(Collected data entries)
++++

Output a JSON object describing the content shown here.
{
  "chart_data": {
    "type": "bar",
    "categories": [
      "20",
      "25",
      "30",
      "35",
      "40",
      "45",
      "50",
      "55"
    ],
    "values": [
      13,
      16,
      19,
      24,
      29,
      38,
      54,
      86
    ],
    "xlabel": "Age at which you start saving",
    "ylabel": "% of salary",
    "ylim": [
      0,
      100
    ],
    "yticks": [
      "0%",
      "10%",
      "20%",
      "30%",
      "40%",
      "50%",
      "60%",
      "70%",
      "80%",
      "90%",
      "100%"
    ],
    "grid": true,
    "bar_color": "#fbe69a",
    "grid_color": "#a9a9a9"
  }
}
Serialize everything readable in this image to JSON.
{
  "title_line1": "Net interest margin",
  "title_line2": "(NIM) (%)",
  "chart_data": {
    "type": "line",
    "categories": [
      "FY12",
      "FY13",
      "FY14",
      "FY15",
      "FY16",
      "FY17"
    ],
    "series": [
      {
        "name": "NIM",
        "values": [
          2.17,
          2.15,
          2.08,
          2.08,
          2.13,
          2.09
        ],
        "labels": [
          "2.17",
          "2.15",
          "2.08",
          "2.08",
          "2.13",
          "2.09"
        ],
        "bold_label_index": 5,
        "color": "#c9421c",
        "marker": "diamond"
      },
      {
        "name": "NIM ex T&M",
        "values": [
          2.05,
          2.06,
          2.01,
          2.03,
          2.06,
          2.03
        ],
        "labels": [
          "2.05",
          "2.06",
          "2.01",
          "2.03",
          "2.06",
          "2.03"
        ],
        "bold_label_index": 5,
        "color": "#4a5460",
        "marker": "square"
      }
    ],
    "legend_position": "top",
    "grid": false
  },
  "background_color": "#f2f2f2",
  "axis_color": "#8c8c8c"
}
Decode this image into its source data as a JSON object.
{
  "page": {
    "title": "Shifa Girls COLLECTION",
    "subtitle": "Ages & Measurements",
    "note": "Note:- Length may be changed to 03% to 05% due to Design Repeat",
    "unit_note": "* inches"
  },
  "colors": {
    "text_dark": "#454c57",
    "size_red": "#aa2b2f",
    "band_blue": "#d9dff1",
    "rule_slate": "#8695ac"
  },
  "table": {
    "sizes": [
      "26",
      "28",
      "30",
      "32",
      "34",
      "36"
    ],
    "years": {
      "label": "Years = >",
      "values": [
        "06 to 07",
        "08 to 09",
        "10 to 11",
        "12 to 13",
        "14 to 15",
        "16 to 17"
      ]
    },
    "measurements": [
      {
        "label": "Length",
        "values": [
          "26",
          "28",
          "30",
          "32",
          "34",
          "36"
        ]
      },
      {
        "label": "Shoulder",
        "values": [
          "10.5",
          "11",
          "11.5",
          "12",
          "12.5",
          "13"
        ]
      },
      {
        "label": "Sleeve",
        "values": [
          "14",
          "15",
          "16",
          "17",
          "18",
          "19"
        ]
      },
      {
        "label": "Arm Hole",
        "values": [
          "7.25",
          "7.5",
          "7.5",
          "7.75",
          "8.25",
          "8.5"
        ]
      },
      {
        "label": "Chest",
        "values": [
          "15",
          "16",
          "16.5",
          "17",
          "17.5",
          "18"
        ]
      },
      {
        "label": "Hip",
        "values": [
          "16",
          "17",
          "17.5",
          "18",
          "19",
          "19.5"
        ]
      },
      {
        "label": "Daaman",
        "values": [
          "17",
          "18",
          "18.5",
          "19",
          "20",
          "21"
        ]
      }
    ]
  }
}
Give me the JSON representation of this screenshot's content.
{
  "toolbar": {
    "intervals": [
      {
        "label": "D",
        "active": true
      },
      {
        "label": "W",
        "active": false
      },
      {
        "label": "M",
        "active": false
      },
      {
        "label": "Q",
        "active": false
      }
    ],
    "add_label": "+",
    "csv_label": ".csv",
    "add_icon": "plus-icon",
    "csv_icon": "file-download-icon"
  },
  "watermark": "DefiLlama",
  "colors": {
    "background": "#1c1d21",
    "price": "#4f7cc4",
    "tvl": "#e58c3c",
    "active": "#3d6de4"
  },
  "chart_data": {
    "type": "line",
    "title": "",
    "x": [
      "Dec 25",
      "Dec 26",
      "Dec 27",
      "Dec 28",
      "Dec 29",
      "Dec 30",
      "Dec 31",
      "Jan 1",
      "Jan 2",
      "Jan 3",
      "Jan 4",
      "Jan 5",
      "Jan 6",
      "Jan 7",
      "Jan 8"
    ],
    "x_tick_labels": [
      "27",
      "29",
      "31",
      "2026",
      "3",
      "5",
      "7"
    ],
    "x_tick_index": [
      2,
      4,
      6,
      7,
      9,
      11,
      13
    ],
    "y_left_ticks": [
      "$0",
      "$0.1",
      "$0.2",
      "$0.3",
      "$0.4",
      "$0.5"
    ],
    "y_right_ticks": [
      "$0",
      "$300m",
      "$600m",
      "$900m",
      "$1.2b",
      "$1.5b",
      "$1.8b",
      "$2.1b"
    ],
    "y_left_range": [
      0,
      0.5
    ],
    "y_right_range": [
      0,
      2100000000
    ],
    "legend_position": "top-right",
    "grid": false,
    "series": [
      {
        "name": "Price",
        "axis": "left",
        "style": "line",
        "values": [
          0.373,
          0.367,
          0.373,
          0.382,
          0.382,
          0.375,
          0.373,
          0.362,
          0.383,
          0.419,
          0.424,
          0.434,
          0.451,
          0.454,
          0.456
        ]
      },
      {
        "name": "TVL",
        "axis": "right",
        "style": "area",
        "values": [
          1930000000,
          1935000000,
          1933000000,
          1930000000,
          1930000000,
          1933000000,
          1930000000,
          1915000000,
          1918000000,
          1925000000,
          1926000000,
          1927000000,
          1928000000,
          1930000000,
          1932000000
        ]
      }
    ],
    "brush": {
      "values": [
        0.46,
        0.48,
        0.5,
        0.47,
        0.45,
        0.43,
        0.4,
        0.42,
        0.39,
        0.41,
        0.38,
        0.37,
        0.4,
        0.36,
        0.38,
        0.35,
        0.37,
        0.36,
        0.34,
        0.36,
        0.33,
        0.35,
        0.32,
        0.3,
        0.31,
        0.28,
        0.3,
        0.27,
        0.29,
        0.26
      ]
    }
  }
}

++++

▸ **Problem to work on**
Write the material out exactly, with nothing left out.

▸ **Result for this exercise**
Output a JSON object describing the content shown here.
{
  "chart_data": {
    "type": "bar",
    "categories": [
      "20",
      "25",
      "30",
      "35",
      "40",
      "45",
      "50",
      "55"
    ],
    "values": [
      13,
      16,
      19,
      24,
      29,
      38,
      54,
      86
    ],
    "xlabel": "Age at which you start saving",
    "ylabel": "% of salary",
    "ylim": [
      0,
      100
    ],
    "yticks": [
      "0%",
      "10%",
      "20%",
      "30%",
      "40%",
      "50%",
      "60%",
      "70%",
      "80%",
      "90%",
      "100%"
    ],
    "grid": true,
    "bar_color": "#fbe69a",
    "grid_color": "#a9a9a9"
  }
}
Serialize everything readable in this image to JSON.
{
  "title_line1": "Net interest margin",
  "title_line2": "(NIM) (%)",
  "chart_data": {
    "type": "line",
    "categories": [
      "FY12",
      "FY13",
      "FY14",
      "FY15",
      "FY16",
      "FY17"
    ],
    "series": [
      {
        "name": "NIM",
        "values": [
          2.17,
          2.15,
          2.08,
          2.08,
          2.13,
          2.09
        ],
        "labels": [
          "2.17",
          "2.15",
          "2.08",
          "2.08",
          "2.13",
          "2.09"
        ],
        "bold_label_index": 5,
        "color": "#c9421c",
        "marker": "diamond"
      },
      {
        "name": "NIM ex T&M",
        "values": [
          2.05,
          2.06,
          2.01,
          2.03,
          2.06,
          2.03
        ],
        "labels": [
          "2.05",
          "2.06",
          "2.01",
          "2.03",
          "2.06",
          "2.03"
        ],
        "bold_label_index": 5,
        "color": "#4a5460",
        "marker": "square"
      }
    ],
    "legend_position": "top",
    "grid": false
  },
  "background_color": "#f2f2f2",
  "axis_color": "#8c8c8c"
}
Decode this image into its source data as a JSON object.
{
  "page": {
    "title": "Shifa Girls COLLECTION",
    "subtitle": "Ages & Measurements",
    "note": "Note:- Length may be changed to 03% to 05% due to Design Repeat",
    "unit_note": "* inches"
  },
  "colors": {
    "text_dark": "#454c57",
    "size_red": "#aa2b2f",
    "band_blue": "#d9dff1",
    "rule_slate": "#8695ac"
  },
  "table": {
    "sizes": [
      "26",
      "28",
      "30",
      "32",
      "34",
      "36"
    ],
    "years": {
      "label": "Years = >",
      "values": [
        "06 to 07",
        "08 to 09",
        "10 to 11",
        "12 to 13",
        "14 to 15",
        "16 to 17"
      ]
    },
    "measurements": [
      {
        "label": "Length",
        "values": [
          "26",
          "28",
          "30",
          "32",
          "34",
          "36"
        ]
      },
      {
        "label": "Shoulder",
        "values": [
          "10.5",
          "11",
          "11.5",
          "12",
          "12.5",
          "13"
        ]
      },
      {
        "label": "Sleeve",
        "values": [
          "14",
          "15",
          "16",
          "17",
          "18",
          "19"
        ]
      },
      {
        "label": "Arm Hole",
        "values": [
          "7.25",
          "7.5",
          "7.5",
          "7.75",
          "8.25",
          "8.5"
        ]
      },
      {
        "label": "Chest",
        "values": [
          "15",
          "16",
          "16.5",
          "17",
          "17.5",
          "18"
        ]
      },
      {
        "label": "Hip",
        "values": [
          "16",
          "17",
          "17.5",
          "18",
          "19",
          "19.5"
        ]
      },
      {
        "label": "Daaman",
        "values": [
          "17",
          "18",
          "18.5",
          "19",
          "20",
          "21"
        ]
      }
    ]
  }
}
Give me the JSON representation of this screenshot's content.
{
  "toolbar": {
    "intervals": [
      {
        "label": "D",
        "active": true
      },
      {
        "label": "W",
        "active": false
      },
      {
        "label": "M",
        "active": false
      },
      {
        "label": "Q",
        "active": false
      }
    ],
    "add_label": "+",
    "csv_label": ".csv",
    "add_icon": "plus-icon",
    "csv_icon": "file-download-icon"
  },
  "watermark": "DefiLlama",
  "colors": {
    "background": "#1c1d21",
    "price": "#4f7cc4",
    "tvl": "#e58c3c",
    "active": "#3d6de4"
  },
  "chart_data": {
    "type": "line",
    "title": "",
    "x": [
      "Dec 25",
      "Dec 26",
      "Dec 27",
      "Dec 28",
      "Dec 29",
      "Dec 30",
      "Dec 31",
      "Jan 1",
      "Jan 2",
      "Jan 3",
      "Jan 4",
      "Jan 5",
      "Jan 6",
      "Jan 7",
      "Jan 8"
    ],
    "x_tick_labels": [
      "27",
      "29",
      "31",
      "2026",
      "3",
      "5",
      "7"
    ],
    "x_tick_index": [
      2,
      4,
      6,
      7,
      9,
      11,
      13
    ],
    "y_left_ticks": [
      "$0",
      "$0.1",
      "$0.2",
      "$0.3",
      "$0.4",
      "$0.5"
    ],
    "y_right_ticks": [
      "$0",
      "$300m",
      "$600m",
      "$900m",
      "$1.2b",
      "$1.5b",
      "$1.8b",
      "$2.1b"
    ],
    "y_left_range": [
      0,
      0.5
    ],
    "y_right_range": [
      0,
      2100000000
    ],
    "legend_position": "top-right",
    "grid": false,
    "series": [
      {
        "name": "Price",
        "axis": "left",
        "style": "line",
        "values": [
          0.373,
          0.367,
          0.373,
          0.382,
          0.382,
          0.375,
          0.373,
          0.362,
          0.383,
          0.419,
          0.424,
          0.434,
          0.451,
          0.454,
          0.456
        ]
      },
      {
        "name": "TVL",
        "axis": "right",
        "style": "area",
        "values": [
          1930000000,
          1935000000,
          1933000000,
          1930000000,
          1930000000,
          1933000000,
          1930000000,
          1915000000,
          1918000000,
          1925000000,
          1926000000,
          1927000000,
          1928000000,
          1930000000,
          1932000000
        ]
      }
    ],
    "brush": {
      "values": [
        0.46,
        0.48,
        0.5,
        0.47,
        0.45,
        0.43,
        0.4,
        0.42,
        0.39,
        0.41,
        0.38,
        0.37,
        0.4,
        0.36,
        0.38,
        0.35,
        0.37,
        0.36,
        0.34,
        0.36,
        0.33,
        0.35,
        0.32,
        0.3,
        0.31,
        0.28,
        0.3,
        0.27,
        0.29,
        0.26
      ]
    }
  }
}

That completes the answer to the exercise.